> STATED GOAL
Give every line from the entries that contains "name".
[Start of MATERIAL PROVIDED]
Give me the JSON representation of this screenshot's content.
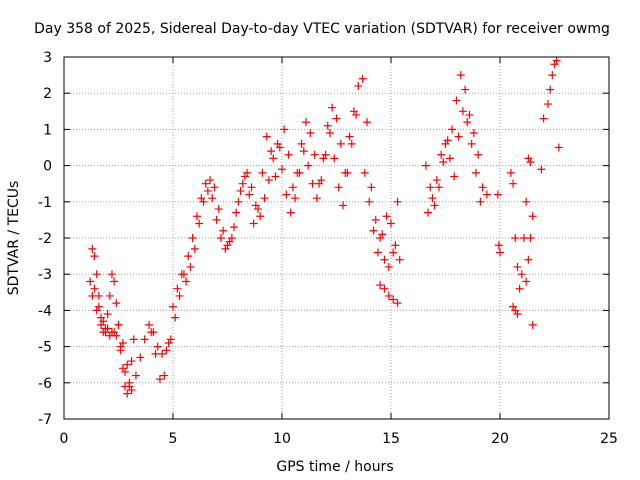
{
  "chart_data": {
    "type": "scatter",
    "title": "Day 358 of 2025, Sidereal Day-to-day VTEC variation (SDTVAR) for receiver owmg",
    "xlabel": "GPS time / hours",
    "ylabel": "SDTVAR / TECUs",
    "xlim": [
      0,
      25
    ],
    "ylim": [
      -7,
      3
    ],
    "xticks": [
      0,
      5,
      10,
      15,
      20,
      25
    ],
    "yticks": [
      -7,
      -6,
      -5,
      -4,
      -3,
      -2,
      -1,
      0,
      1,
      2,
      3
    ],
    "grid": true,
    "marker": "+",
    "marker_color": "#ff0000",
    "grid_color": "#a0a0a0",
    "series": [
      {
        "name": "SDTVAR",
        "x": [
          1.2,
          1.3,
          1.4,
          1.5,
          1.6,
          1.7,
          1.8,
          1.9,
          2.0,
          2.1,
          2.2,
          2.3,
          2.4,
          2.5,
          2.6,
          2.7,
          2.8,
          2.9,
          3.0,
          3.1,
          3.2,
          1.3,
          1.5,
          1.7,
          1.9,
          2.1,
          2.3,
          2.5,
          2.7,
          2.9,
          3.1,
          1.4,
          1.6,
          1.8,
          2.0,
          2.2,
          2.4,
          2.6,
          2.8,
          3.0,
          3.3,
          3.5,
          3.7,
          3.9,
          4.1,
          4.3,
          4.5,
          4.7,
          4.9,
          5.1,
          5.3,
          5.5,
          5.7,
          5.9,
          6.1,
          6.3,
          6.5,
          6.7,
          6.9,
          7.1,
          7.3,
          7.5,
          7.7,
          7.9,
          8.1,
          8.3,
          8.5,
          8.7,
          8.9,
          9.1,
          9.3,
          9.5,
          9.7,
          9.9,
          10.1,
          10.3,
          10.5,
          10.7,
          10.9,
          11.1,
          11.3,
          11.5,
          11.7,
          11.9,
          12.1,
          12.3,
          12.5,
          12.7,
          12.9,
          13.1,
          13.3,
          13.5,
          13.7,
          13.9,
          14.1,
          14.3,
          14.5,
          14.7,
          14.9,
          15.1,
          15.3,
          4.0,
          4.2,
          4.4,
          4.6,
          4.8,
          5.0,
          5.2,
          5.4,
          5.6,
          5.8,
          6.0,
          6.2,
          6.4,
          6.6,
          6.8,
          7.0,
          7.2,
          7.4,
          7.6,
          7.8,
          8.0,
          8.2,
          8.4,
          8.6,
          8.8,
          9.0,
          9.2,
          9.4,
          9.6,
          9.8,
          10.0,
          10.2,
          10.4,
          10.6,
          10.8,
          11.0,
          11.2,
          11.4,
          11.6,
          11.8,
          12.0,
          12.2,
          12.4,
          12.6,
          12.8,
          13.0,
          13.2,
          13.4,
          13.8,
          14.0,
          14.2,
          14.4,
          14.6,
          14.8,
          15.0,
          15.2,
          15.4,
          14.5,
          14.7,
          14.9,
          15.1,
          15.3,
          16.6,
          16.8,
          17.0,
          17.2,
          17.4,
          17.6,
          17.8,
          18.0,
          18.2,
          18.4,
          18.6,
          18.8,
          19.0,
          19.2,
          19.4,
          16.7,
          16.9,
          17.1,
          17.3,
          17.5,
          17.7,
          17.9,
          18.1,
          18.3,
          18.5,
          18.7,
          18.9,
          19.1,
          19.9,
          19.95,
          20.0,
          20.5,
          20.6,
          20.7,
          20.8,
          20.9,
          21.0,
          21.1,
          21.2,
          21.3,
          21.4,
          21.5,
          20.6,
          20.7,
          20.8,
          21.2,
          21.3,
          21.4,
          21.5,
          21.9,
          22.0,
          22.2,
          22.3,
          22.4,
          22.5,
          22.6,
          22.7
        ],
        "y": [
          -3.2,
          -2.3,
          -2.5,
          -3.0,
          -3.6,
          -4.2,
          -4.6,
          -4.5,
          -4.1,
          -3.6,
          -3.0,
          -3.2,
          -3.8,
          -4.4,
          -5.0,
          -5.6,
          -6.1,
          -6.3,
          -6.0,
          -5.4,
          -4.8,
          -3.6,
          -4.0,
          -4.4,
          -4.6,
          -4.7,
          -4.6,
          -4.4,
          -4.9,
          -5.5,
          -6.2,
          -3.4,
          -3.9,
          -4.3,
          -4.5,
          -4.6,
          -4.7,
          -5.1,
          -5.7,
          -6.1,
          -5.8,
          -5.3,
          -4.8,
          -4.4,
          -4.6,
          -5.0,
          -5.2,
          -5.1,
          -4.8,
          -4.2,
          -3.6,
          -3.0,
          -2.5,
          -2.0,
          -1.4,
          -0.9,
          -0.5,
          -0.4,
          -0.6,
          -1.2,
          -1.8,
          -2.2,
          -2.0,
          -1.3,
          -0.7,
          -0.3,
          -0.8,
          -1.6,
          -1.2,
          -0.2,
          0.8,
          0.4,
          -0.3,
          0.5,
          1.0,
          0.3,
          -0.6,
          -0.2,
          0.6,
          1.2,
          0.9,
          0.3,
          -0.5,
          0.2,
          1.1,
          1.6,
          1.3,
          0.6,
          -0.2,
          0.8,
          1.5,
          2.2,
          2.4,
          1.2,
          -0.6,
          -1.5,
          -2.0,
          -2.6,
          -2.8,
          -2.4,
          -1.0,
          -4.6,
          -5.2,
          -5.9,
          -5.8,
          -4.9,
          -3.9,
          -3.4,
          -3.0,
          -3.2,
          -2.8,
          -2.3,
          -1.6,
          -1.0,
          -0.7,
          -0.9,
          -1.5,
          -2.0,
          -2.3,
          -2.1,
          -1.7,
          -1.0,
          -0.5,
          -0.2,
          -0.6,
          -1.1,
          -1.4,
          -0.9,
          -0.4,
          0.2,
          0.6,
          -0.1,
          -0.8,
          -1.3,
          -0.9,
          -0.2,
          0.4,
          0.0,
          -0.5,
          -0.9,
          -0.4,
          0.3,
          0.9,
          0.2,
          -0.6,
          -1.1,
          -0.2,
          0.6,
          1.4,
          -0.2,
          -1.0,
          -1.8,
          -2.4,
          -1.9,
          -1.4,
          -1.6,
          -2.2,
          -2.6,
          -3.3,
          -3.4,
          -3.6,
          -3.7,
          -3.8,
          0.0,
          -0.6,
          -1.1,
          -0.6,
          0.1,
          0.7,
          1.0,
          1.8,
          2.5,
          2.1,
          1.4,
          0.9,
          0.3,
          -0.6,
          -0.8,
          -1.3,
          -0.9,
          -0.4,
          0.3,
          0.6,
          0.2,
          -0.3,
          0.8,
          1.5,
          1.2,
          0.6,
          -0.2,
          -1.0,
          -0.8,
          -2.2,
          -2.4,
          -0.2,
          -0.5,
          -2.0,
          -2.8,
          -3.4,
          -3.0,
          -2.0,
          -1.0,
          0.2,
          0.1,
          -4.4,
          -3.9,
          -4.0,
          -4.1,
          -3.2,
          -2.6,
          -2.0,
          -1.4,
          -0.1,
          1.3,
          1.7,
          2.1,
          2.5,
          2.8,
          2.9,
          0.5
        ]
      }
    ]
  }
}
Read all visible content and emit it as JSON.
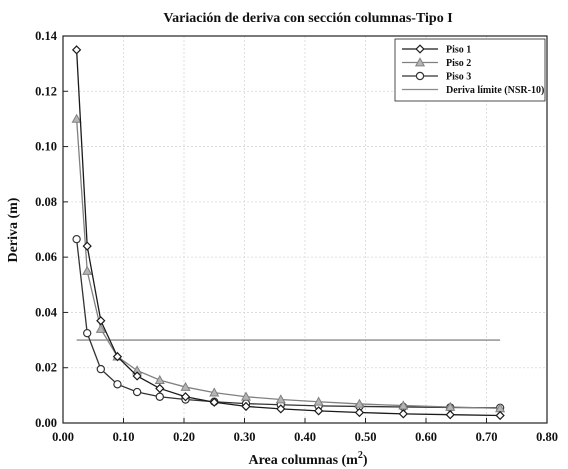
{
  "chart_data": {
    "type": "line",
    "title": "Variación de deriva con sección columnas-Tipo I",
    "xlabel": "Area columnas (m",
    "xlabel_sup": "2",
    "xlabel_close": ")",
    "ylabel": "Deriva (m)",
    "xlim": [
      0,
      0.8
    ],
    "ylim": [
      0,
      0.14
    ],
    "grid": true,
    "legend_position": "top-right",
    "x_ticks": [
      "0.00",
      "0.10",
      "0.20",
      "0.30",
      "0.40",
      "0.50",
      "0.60",
      "0.70",
      "0.80"
    ],
    "y_ticks": [
      "0.00",
      "0.02",
      "0.04",
      "0.06",
      "0.08",
      "0.10",
      "0.12",
      "0.14"
    ],
    "x": [
      0.0225,
      0.04,
      0.0625,
      0.09,
      0.1225,
      0.16,
      0.2025,
      0.25,
      0.3025,
      0.36,
      0.4225,
      0.49,
      0.5625,
      0.64,
      0.7225
    ],
    "series": [
      {
        "name": "Piso 1",
        "marker": "diamond",
        "color": "#1a1a1a",
        "values": [
          0.135,
          0.064,
          0.037,
          0.024,
          0.017,
          0.0125,
          0.0095,
          0.0075,
          0.006,
          0.0051,
          0.0044,
          0.0038,
          0.0033,
          0.003,
          0.0027
        ]
      },
      {
        "name": "Piso 2",
        "marker": "triangle",
        "color": "#808080",
        "values": [
          0.11,
          0.055,
          0.034,
          0.024,
          0.019,
          0.0155,
          0.013,
          0.011,
          0.0095,
          0.0085,
          0.0077,
          0.0069,
          0.0063,
          0.0058,
          0.0053
        ]
      },
      {
        "name": "Piso 3",
        "marker": "circle",
        "color": "#333333",
        "values": [
          0.0665,
          0.0325,
          0.0195,
          0.014,
          0.0112,
          0.0095,
          0.0085,
          0.0077,
          0.007,
          0.0066,
          0.0062,
          0.006,
          0.0058,
          0.0056,
          0.0055
        ]
      }
    ],
    "reference_line": {
      "name": "Deriva límite (NSR-10)",
      "y": 0.03,
      "x_start": 0.0225,
      "x_end": 0.7225,
      "color": "#8a8a8a"
    }
  }
}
[End of MATERIAL PROVIDED]
> EXERCISE ANSWER
        "name": "SDTVAR",
        "name": "Piso 1",
        "name": "Piso 2",
        "name": "Piso 3",
      "name": "Deriva límite (NSR-10)",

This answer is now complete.